[INFORMATION GIVEN]
__________
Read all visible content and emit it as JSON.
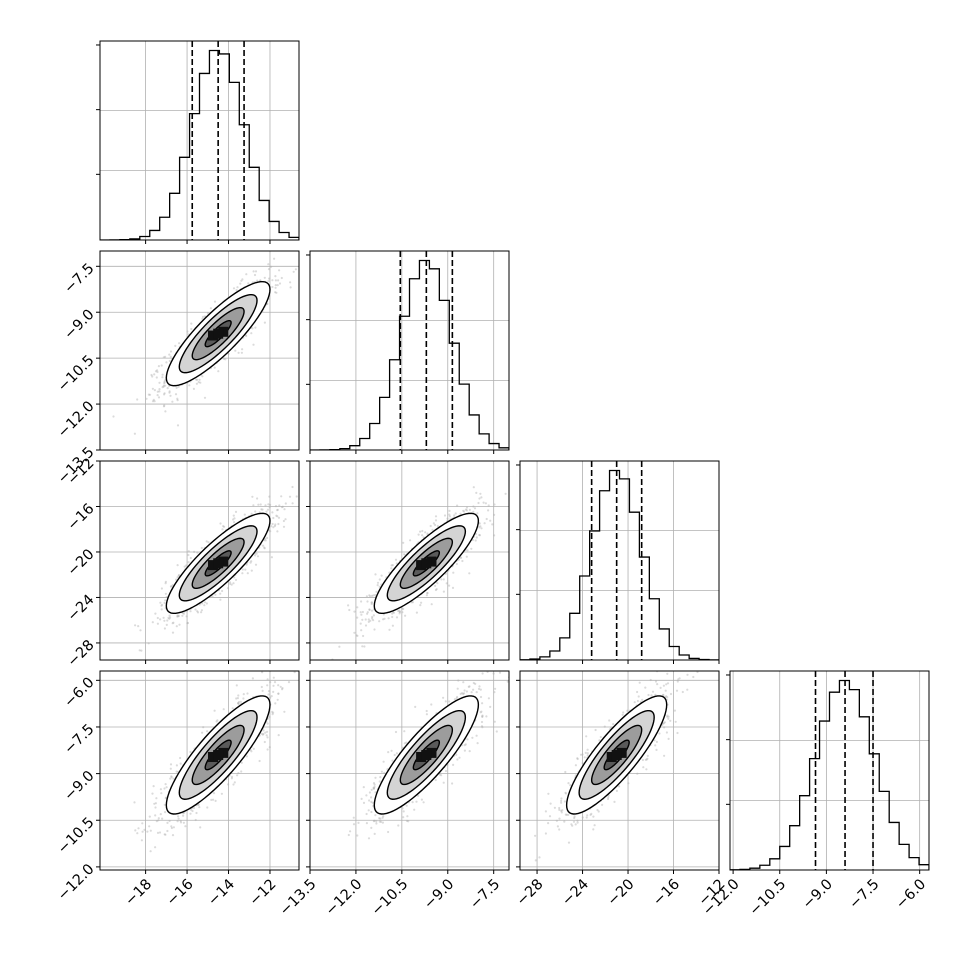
{
  "chart_data": {
    "type": "corner",
    "grid": true,
    "quantiles": [
      0.16,
      0.5,
      0.84
    ],
    "colors": {
      "hist": "#000000",
      "scatter": "#b0b0b0",
      "grid": "#b0b0b0",
      "contour": "#000000"
    },
    "params": [
      {
        "range": [
          -20.2,
          -10.6
        ],
        "ticks": [
          -18,
          -16,
          -14,
          -12
        ],
        "tick_labels": [
          "−18",
          "−16",
          "−14",
          "−12"
        ],
        "mean": -14.5,
        "sd": 1.25,
        "quantile_values": [
          -15.75,
          -14.5,
          -13.25
        ]
      },
      {
        "range": [
          -13.5,
          -7.0
        ],
        "ticks": [
          -13.5,
          -12.0,
          -10.5,
          -9.0,
          -7.5
        ],
        "tick_labels": [
          "−13.5",
          "−12.0",
          "−10.5",
          "−9.0",
          "−7.5"
        ],
        "mean": -9.7,
        "sd": 0.85,
        "quantile_values": [
          -10.55,
          -9.7,
          -8.85
        ]
      },
      {
        "range": [
          -29.5,
          -12.0
        ],
        "ticks": [
          -28,
          -24,
          -20,
          -16,
          -12
        ],
        "tick_labels": [
          "−28",
          "−24",
          "−20",
          "−16",
          "−12"
        ],
        "mean": -21.0,
        "sd": 2.2,
        "quantile_values": [
          -23.2,
          -21.0,
          -18.8
        ]
      },
      {
        "range": [
          -12.1,
          -5.7
        ],
        "ticks": [
          -12.0,
          -10.5,
          -9.0,
          -7.5,
          -6.0
        ],
        "tick_labels": [
          "−12.0",
          "−10.5",
          "−9.0",
          "−7.5",
          "−6.0"
        ],
        "mean": -8.4,
        "sd": 0.95,
        "quantile_values": [
          -9.35,
          -8.4,
          -7.5
        ]
      }
    ],
    "correlation": 0.85
  }
}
__________
Copy every line of the data exactly as written, excluding the pictures.

[EXERCISE SOLUTION]
Read all visible content and emit it as JSON.
{
  "chart_data": {
    "type": "corner",
    "grid": true,
    "quantiles": [
      0.16,
      0.5,
      0.84
    ],
    "colors": {
      "hist": "#000000",
      "scatter": "#b0b0b0",
      "grid": "#b0b0b0",
      "contour": "#000000"
    },
    "params": [
      {
        "range": [
          -20.2,
          -10.6
        ],
        "ticks": [
          -18,
          -16,
          -14,
          -12
        ],
        "tick_labels": [
          "−18",
          "−16",
          "−14",
          "−12"
        ],
        "mean": -14.5,
        "sd": 1.25,
        "quantile_values": [
          -15.75,
          -14.5,
          -13.25
        ]
      },
      {
        "range": [
          -13.5,
          -7.0
        ],
        "ticks": [
          -13.5,
          -12.0,
          -10.5,
          -9.0,
          -7.5
        ],
        "tick_labels": [
          "−13.5",
          "−12.0",
          "−10.5",
          "−9.0",
          "−7.5"
        ],
        "mean": -9.7,
        "sd": 0.85,
        "quantile_values": [
          -10.55,
          -9.7,
          -8.85
        ]
      },
      {
        "range": [
          -29.5,
          -12.0
        ],
        "ticks": [
          -28,
          -24,
          -20,
          -16,
          -12
        ],
        "tick_labels": [
          "−28",
          "−24",
          "−20",
          "−16",
          "−12"
        ],
        "mean": -21.0,
        "sd": 2.2,
        "quantile_values": [
          -23.2,
          -21.0,
          -18.8
        ]
      },
      {
        "range": [
          -12.1,
          -5.7
        ],
        "ticks": [
          -12.0,
          -10.5,
          -9.0,
          -7.5,
          -6.0
        ],
        "tick_labels": [
          "−12.0",
          "−10.5",
          "−9.0",
          "−7.5",
          "−6.0"
        ],
        "mean": -8.4,
        "sd": 0.95,
        "quantile_values": [
          -9.35,
          -8.4,
          -7.5
        ]
      }
    ],
    "correlation": 0.85
  }
}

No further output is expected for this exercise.